What is asked: Set down the material once more, exactly as it appears.

Entries supplied:
__________________________________________________

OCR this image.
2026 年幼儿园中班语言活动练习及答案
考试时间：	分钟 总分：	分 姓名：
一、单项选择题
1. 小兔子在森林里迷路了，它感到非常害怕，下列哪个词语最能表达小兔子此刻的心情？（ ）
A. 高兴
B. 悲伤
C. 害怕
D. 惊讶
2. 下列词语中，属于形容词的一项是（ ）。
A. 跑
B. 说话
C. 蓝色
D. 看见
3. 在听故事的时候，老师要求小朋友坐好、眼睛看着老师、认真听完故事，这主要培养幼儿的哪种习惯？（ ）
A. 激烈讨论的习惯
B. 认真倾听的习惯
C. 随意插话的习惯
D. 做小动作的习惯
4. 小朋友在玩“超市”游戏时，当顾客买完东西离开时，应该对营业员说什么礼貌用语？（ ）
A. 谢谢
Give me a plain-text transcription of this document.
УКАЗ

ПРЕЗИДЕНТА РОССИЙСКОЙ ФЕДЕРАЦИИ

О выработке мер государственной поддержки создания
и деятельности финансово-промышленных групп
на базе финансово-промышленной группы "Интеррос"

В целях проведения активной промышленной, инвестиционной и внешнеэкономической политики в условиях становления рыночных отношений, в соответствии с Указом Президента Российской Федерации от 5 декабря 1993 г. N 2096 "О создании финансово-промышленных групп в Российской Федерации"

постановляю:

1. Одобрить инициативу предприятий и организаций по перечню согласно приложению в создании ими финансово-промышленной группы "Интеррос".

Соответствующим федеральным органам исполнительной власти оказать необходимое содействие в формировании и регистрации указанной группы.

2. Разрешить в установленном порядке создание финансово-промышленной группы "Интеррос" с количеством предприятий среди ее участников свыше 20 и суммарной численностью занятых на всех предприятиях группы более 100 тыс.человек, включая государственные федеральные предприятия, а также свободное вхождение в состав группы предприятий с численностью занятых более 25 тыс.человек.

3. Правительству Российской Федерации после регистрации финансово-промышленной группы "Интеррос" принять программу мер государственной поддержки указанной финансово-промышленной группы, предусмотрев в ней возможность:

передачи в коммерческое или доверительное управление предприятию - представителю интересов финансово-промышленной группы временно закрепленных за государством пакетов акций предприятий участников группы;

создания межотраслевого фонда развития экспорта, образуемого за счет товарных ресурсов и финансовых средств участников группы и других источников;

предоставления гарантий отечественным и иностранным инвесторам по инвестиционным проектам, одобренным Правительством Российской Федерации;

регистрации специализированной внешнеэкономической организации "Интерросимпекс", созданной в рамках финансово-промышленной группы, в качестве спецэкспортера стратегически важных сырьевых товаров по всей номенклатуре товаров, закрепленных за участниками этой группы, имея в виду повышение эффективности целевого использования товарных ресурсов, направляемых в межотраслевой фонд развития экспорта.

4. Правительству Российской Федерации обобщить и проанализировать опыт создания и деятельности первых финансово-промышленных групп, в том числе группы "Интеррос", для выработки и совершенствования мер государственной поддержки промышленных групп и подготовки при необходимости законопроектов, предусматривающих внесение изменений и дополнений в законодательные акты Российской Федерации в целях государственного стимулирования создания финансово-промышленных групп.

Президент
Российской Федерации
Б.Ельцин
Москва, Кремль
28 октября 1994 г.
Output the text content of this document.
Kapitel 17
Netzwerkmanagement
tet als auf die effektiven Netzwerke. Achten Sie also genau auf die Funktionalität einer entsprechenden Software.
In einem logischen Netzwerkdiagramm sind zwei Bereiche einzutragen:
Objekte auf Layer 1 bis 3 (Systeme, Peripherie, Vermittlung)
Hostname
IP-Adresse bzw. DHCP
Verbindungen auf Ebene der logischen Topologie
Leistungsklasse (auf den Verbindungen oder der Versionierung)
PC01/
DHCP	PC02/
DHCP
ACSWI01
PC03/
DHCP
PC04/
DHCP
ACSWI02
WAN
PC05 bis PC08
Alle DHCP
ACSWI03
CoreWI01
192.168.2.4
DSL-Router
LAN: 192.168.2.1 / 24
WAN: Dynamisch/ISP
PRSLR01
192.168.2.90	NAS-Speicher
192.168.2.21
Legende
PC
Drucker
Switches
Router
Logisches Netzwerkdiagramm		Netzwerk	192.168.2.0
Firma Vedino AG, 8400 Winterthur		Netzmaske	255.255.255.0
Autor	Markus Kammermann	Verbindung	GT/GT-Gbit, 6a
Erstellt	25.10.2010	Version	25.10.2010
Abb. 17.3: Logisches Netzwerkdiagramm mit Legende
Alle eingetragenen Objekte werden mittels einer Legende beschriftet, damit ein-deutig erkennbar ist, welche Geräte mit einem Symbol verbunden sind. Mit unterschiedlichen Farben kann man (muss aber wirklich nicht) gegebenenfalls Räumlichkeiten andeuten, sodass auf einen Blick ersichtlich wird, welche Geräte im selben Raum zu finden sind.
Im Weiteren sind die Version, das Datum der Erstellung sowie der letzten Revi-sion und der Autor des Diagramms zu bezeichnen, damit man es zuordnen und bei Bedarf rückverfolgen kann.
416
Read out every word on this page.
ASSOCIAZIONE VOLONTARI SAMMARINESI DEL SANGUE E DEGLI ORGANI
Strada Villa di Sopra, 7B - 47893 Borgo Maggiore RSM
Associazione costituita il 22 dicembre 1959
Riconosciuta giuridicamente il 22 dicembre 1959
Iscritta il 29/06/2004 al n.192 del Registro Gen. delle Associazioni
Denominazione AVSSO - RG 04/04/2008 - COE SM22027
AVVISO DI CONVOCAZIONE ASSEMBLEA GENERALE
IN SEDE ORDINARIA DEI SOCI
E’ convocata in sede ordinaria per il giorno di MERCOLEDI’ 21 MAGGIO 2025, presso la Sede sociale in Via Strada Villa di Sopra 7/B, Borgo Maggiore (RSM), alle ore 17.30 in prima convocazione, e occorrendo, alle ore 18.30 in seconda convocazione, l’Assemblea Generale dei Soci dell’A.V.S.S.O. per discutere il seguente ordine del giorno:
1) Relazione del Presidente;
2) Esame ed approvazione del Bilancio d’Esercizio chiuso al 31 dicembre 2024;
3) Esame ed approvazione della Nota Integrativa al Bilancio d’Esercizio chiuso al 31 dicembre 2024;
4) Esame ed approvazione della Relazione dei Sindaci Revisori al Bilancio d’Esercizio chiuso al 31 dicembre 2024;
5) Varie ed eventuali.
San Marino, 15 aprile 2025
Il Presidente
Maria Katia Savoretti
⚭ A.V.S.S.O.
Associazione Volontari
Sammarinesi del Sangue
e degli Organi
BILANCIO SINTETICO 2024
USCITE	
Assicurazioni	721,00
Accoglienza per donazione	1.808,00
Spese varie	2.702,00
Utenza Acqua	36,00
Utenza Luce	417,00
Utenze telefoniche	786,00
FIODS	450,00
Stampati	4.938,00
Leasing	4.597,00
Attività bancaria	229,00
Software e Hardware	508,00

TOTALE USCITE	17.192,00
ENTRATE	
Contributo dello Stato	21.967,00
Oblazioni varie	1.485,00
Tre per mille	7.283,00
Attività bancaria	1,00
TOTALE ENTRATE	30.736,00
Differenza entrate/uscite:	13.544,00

__________________________________________________

Solution to the problem:
OCR this image.
2026 年幼儿园中班语言活动练习及答案
考试时间：	分钟 总分：	分 姓名：
一、单项选择题
1. 小兔子在森林里迷路了，它感到非常害怕，下列哪个词语最能表达小兔子此刻的心情？（ ）
A. 高兴
B. 悲伤
C. 害怕
D. 惊讶
2. 下列词语中，属于形容词的一项是（ ）。
A. 跑
B. 说话
C. 蓝色
D. 看见
3. 在听故事的时候，老师要求小朋友坐好、眼睛看着老师、认真听完故事，这主要培养幼儿的哪种习惯？（ ）
A. 激烈讨论的习惯
B. 认真倾听的习惯
C. 随意插话的习惯
D. 做小动作的习惯
4. 小朋友在玩“超市”游戏时，当顾客买完东西离开时，应该对营业员说什么礼貌用语？（ ）
A. 谢谢
Give me a plain-text transcription of this document.
УКАЗ

ПРЕЗИДЕНТА РОССИЙСКОЙ ФЕДЕРАЦИИ

О выработке мер государственной поддержки создания
и деятельности финансово-промышленных групп
на базе финансово-промышленной группы "Интеррос"

В целях проведения активной промышленной, инвестиционной и внешнеэкономической политики в условиях становления рыночных отношений, в соответствии с Указом Президента Российской Федерации от 5 декабря 1993 г. N 2096 "О создании финансово-промышленных групп в Российской Федерации"

постановляю:

1. Одобрить инициативу предприятий и организаций по перечню согласно приложению в создании ими финансово-промышленной группы "Интеррос".

Соответствующим федеральным органам исполнительной власти оказать необходимое содействие в формировании и регистрации указанной группы.

2. Разрешить в установленном порядке создание финансово-промышленной группы "Интеррос" с количеством предприятий среди ее участников свыше 20 и суммарной численностью занятых на всех предприятиях группы более 100 тыс.человек, включая государственные федеральные предприятия, а также свободное вхождение в состав группы предприятий с численностью занятых более 25 тыс.человек.

3. Правительству Российской Федерации после регистрации финансово-промышленной группы "Интеррос" принять программу мер государственной поддержки указанной финансово-промышленной группы, предусмотрев в ней возможность:

передачи в коммерческое или доверительное управление предприятию - представителю интересов финансово-промышленной группы временно закрепленных за государством пакетов акций предприятий участников группы;

создания межотраслевого фонда развития экспорта, образуемого за счет товарных ресурсов и финансовых средств участников группы и других источников;

предоставления гарантий отечественным и иностранным инвесторам по инвестиционным проектам, одобренным Правительством Российской Федерации;

регистрации специализированной внешнеэкономической организации "Интерросимпекс", созданной в рамках финансово-промышленной группы, в качестве спецэкспортера стратегически важных сырьевых товаров по всей номенклатуре товаров, закрепленных за участниками этой группы, имея в виду повышение эффективности целевого использования товарных ресурсов, направляемых в межотраслевой фонд развития экспорта.

4. Правительству Российской Федерации обобщить и проанализировать опыт создания и деятельности первых финансово-промышленных групп, в том числе группы "Интеррос", для выработки и совершенствования мер государственной поддержки промышленных групп и подготовки при необходимости законопроектов, предусматривающих внесение изменений и дополнений в законодательные акты Российской Федерации в целях государственного стимулирования создания финансово-промышленных групп.

Президент
Российской Федерации
Б.Ельцин
Москва, Кремль
28 октября 1994 г.
Output the text content of this document.
Kapitel 17
Netzwerkmanagement
tet als auf die effektiven Netzwerke. Achten Sie also genau auf die Funktionalität einer entsprechenden Software.
In einem logischen Netzwerkdiagramm sind zwei Bereiche einzutragen:
Objekte auf Layer 1 bis 3 (Systeme, Peripherie, Vermittlung)
Hostname
IP-Adresse bzw. DHCP
Verbindungen auf Ebene der logischen Topologie
Leistungsklasse (auf den Verbindungen oder der Versionierung)
PC01/
DHCP	PC02/
DHCP
ACSWI01
PC03/
DHCP
PC04/
DHCP
ACSWI02
WAN
PC05 bis PC08
Alle DHCP
ACSWI03
CoreWI01
192.168.2.4
DSL-Router
LAN: 192.168.2.1 / 24
WAN: Dynamisch/ISP
PRSLR01
192.168.2.90	NAS-Speicher
192.168.2.21
Legende
PC
Drucker
Switches
Router
Logisches Netzwerkdiagramm		Netzwerk	192.168.2.0
Firma Vedino AG, 8400 Winterthur		Netzmaske	255.255.255.0
Autor	Markus Kammermann	Verbindung	GT/GT-Gbit, 6a
Erstellt	25.10.2010	Version	25.10.2010
Abb. 17.3: Logisches Netzwerkdiagramm mit Legende
Alle eingetragenen Objekte werden mittels einer Legende beschriftet, damit ein-deutig erkennbar ist, welche Geräte mit einem Symbol verbunden sind. Mit unterschiedlichen Farben kann man (muss aber wirklich nicht) gegebenenfalls Räumlichkeiten andeuten, sodass auf einen Blick ersichtlich wird, welche Geräte im selben Raum zu finden sind.
Im Weiteren sind die Version, das Datum der Erstellung sowie der letzten Revi-sion und der Autor des Diagramms zu bezeichnen, damit man es zuordnen und bei Bedarf rückverfolgen kann.
416
Read out every word on this page.
ASSOCIAZIONE VOLONTARI SAMMARINESI DEL SANGUE E DEGLI ORGANI
Strada Villa di Sopra, 7B - 47893 Borgo Maggiore RSM
Associazione costituita il 22 dicembre 1959
Riconosciuta giuridicamente il 22 dicembre 1959
Iscritta il 29/06/2004 al n.192 del Registro Gen. delle Associazioni
Denominazione AVSSO - RG 04/04/2008 - COE SM22027
AVVISO DI CONVOCAZIONE ASSEMBLEA GENERALE
IN SEDE ORDINARIA DEI SOCI
E’ convocata in sede ordinaria per il giorno di MERCOLEDI’ 21 MAGGIO 2025, presso la Sede sociale in Via Strada Villa di Sopra 7/B, Borgo Maggiore (RSM), alle ore 17.30 in prima convocazione, e occorrendo, alle ore 18.30 in seconda convocazione, l’Assemblea Generale dei Soci dell’A.V.S.S.O. per discutere il seguente ordine del giorno:
1) Relazione del Presidente;
2) Esame ed approvazione del Bilancio d’Esercizio chiuso al 31 dicembre 2024;
3) Esame ed approvazione della Nota Integrativa al Bilancio d’Esercizio chiuso al 31 dicembre 2024;
4) Esame ed approvazione della Relazione dei Sindaci Revisori al Bilancio d’Esercizio chiuso al 31 dicembre 2024;
5) Varie ed eventuali.
San Marino, 15 aprile 2025
Il Presidente
Maria Katia Savoretti
⚭ A.V.S.S.O.
Associazione Volontari
Sammarinesi del Sangue
e degli Organi
BILANCIO SINTETICO 2024
USCITE	
Assicurazioni	721,00
Accoglienza per donazione	1.808,00
Spese varie	2.702,00
Utenza Acqua	36,00
Utenza Luce	417,00
Utenze telefoniche	786,00
FIODS	450,00
Stampati	4.938,00
Leasing	4.597,00
Attività bancaria	229,00
Software e Hardware	508,00

TOTALE USCITE	17.192,00
ENTRATE	
Contributo dello Stato	21.967,00
Oblazioni varie	1.485,00
Tre per mille	7.283,00
Attività bancaria	1,00
TOTALE ENTRATE	30.736,00
Differenza entrate/uscite:	13.544,00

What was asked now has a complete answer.